Required task: Find the string "economic" in the records. Copy every line it appears in.

Dataset records:
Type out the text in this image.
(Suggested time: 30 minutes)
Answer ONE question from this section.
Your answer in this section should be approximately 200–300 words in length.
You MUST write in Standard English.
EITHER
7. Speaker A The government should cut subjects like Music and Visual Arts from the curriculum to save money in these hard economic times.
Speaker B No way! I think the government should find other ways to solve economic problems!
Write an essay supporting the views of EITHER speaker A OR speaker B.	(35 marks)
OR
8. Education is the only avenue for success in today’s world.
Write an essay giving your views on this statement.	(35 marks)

The reply:
7. Speaker A The government should cut subjects like Music and Visual Arts from the curriculum to save money in these hard economic times.
Speaker B No way! I think the government should find other ways to solve economic problems!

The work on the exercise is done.